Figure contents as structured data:
####

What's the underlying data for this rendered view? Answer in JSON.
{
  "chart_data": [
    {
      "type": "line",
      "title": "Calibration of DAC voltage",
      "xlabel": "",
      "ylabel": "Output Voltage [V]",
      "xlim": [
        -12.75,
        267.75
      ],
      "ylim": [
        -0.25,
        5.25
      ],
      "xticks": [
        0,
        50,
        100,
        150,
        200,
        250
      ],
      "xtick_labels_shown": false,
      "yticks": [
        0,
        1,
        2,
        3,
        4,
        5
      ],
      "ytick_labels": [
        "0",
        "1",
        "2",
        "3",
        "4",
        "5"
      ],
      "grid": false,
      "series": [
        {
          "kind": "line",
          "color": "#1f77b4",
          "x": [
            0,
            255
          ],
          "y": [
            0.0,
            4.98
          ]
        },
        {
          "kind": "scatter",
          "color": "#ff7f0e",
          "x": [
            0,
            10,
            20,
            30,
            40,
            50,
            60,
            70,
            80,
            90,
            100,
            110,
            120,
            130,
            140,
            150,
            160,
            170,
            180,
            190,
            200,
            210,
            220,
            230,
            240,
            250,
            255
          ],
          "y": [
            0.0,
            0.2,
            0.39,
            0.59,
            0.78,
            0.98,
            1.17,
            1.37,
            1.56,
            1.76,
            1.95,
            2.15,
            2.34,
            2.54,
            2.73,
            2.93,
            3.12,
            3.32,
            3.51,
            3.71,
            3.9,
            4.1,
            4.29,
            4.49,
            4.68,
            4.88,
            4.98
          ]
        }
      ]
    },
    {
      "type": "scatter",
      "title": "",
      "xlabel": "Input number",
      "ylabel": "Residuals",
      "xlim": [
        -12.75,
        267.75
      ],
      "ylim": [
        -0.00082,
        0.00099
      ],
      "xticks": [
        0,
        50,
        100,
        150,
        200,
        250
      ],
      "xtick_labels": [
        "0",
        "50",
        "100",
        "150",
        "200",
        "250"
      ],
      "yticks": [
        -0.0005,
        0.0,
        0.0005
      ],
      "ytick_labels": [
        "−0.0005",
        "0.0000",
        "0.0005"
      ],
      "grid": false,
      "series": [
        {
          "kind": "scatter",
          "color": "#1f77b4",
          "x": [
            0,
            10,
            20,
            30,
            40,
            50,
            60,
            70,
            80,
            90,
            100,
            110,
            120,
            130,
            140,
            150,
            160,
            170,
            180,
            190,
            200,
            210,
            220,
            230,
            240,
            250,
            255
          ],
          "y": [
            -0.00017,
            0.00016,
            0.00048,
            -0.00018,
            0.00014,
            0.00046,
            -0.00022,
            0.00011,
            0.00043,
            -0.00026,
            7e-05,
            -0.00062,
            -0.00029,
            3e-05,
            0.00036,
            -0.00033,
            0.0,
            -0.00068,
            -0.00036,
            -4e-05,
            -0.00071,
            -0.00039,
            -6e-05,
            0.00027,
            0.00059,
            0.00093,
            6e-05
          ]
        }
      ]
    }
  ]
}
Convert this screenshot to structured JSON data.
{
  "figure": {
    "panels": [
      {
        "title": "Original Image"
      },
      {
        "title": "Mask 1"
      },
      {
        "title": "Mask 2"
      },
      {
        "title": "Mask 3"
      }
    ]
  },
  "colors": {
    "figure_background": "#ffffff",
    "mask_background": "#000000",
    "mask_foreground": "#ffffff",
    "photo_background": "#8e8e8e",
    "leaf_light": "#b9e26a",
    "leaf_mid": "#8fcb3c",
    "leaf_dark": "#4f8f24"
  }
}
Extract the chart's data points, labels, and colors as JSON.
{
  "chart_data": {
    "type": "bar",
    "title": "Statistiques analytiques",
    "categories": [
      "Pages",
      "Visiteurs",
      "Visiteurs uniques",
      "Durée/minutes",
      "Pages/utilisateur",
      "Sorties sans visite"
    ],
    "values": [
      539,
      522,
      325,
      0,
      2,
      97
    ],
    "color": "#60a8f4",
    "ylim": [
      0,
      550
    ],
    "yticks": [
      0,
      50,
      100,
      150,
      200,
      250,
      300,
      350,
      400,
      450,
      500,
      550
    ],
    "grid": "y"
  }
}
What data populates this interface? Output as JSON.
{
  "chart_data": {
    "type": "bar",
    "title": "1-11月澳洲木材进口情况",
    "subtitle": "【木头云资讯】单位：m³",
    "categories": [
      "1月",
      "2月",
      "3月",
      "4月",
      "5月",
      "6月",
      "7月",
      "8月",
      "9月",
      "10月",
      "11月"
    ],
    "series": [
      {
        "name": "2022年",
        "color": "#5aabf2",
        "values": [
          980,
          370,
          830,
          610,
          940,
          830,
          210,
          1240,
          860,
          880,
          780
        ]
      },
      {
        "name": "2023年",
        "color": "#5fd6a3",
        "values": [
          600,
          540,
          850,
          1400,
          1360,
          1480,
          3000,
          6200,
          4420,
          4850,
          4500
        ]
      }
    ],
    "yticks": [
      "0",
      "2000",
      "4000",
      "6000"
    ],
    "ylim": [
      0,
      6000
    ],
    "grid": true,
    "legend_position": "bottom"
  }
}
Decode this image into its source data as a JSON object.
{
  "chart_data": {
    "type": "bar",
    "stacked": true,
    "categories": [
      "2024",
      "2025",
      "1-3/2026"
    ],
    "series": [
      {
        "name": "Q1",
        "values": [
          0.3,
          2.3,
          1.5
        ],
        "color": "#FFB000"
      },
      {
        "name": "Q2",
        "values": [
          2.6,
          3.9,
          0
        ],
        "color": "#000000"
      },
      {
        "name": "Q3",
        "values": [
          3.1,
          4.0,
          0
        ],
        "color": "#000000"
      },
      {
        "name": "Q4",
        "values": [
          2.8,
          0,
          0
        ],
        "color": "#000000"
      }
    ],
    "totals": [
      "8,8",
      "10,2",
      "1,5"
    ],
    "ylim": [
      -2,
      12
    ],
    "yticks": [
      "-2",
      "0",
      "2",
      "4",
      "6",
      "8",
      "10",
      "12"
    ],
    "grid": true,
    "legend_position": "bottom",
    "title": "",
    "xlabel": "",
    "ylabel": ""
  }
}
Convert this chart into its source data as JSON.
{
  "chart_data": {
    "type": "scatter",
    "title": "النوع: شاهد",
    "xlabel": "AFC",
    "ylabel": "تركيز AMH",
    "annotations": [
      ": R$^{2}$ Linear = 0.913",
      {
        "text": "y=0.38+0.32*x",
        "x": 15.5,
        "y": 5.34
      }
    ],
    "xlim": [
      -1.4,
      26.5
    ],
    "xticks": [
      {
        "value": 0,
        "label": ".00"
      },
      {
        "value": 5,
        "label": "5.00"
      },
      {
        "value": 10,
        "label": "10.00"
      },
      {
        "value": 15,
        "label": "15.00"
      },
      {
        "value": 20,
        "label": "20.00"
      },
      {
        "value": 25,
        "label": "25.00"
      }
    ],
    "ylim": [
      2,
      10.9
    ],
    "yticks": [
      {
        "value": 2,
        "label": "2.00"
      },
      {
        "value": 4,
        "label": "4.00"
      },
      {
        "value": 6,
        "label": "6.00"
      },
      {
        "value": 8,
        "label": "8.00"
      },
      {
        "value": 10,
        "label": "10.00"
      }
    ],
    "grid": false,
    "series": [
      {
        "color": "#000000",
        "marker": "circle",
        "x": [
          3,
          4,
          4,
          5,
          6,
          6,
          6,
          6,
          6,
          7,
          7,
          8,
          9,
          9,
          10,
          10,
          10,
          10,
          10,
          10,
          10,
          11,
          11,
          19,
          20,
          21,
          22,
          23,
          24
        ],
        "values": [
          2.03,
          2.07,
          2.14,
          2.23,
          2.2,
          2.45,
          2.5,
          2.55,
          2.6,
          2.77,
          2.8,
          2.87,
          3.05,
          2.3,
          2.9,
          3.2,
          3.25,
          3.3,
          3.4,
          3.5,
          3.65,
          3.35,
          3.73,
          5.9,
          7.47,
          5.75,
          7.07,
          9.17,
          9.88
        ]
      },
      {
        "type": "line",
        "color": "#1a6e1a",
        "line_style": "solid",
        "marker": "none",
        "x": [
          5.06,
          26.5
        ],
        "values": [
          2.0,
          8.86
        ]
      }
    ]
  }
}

####

• _YOUR GOAL_
Using the listing above, show every line that includes the string "name".

• _FULL SOLUTION_
        "name": "2022年",
        "name": "2023年",
        "name": "Q1",
        "name": "Q2",
        "name": "Q3",
        "name": "Q4",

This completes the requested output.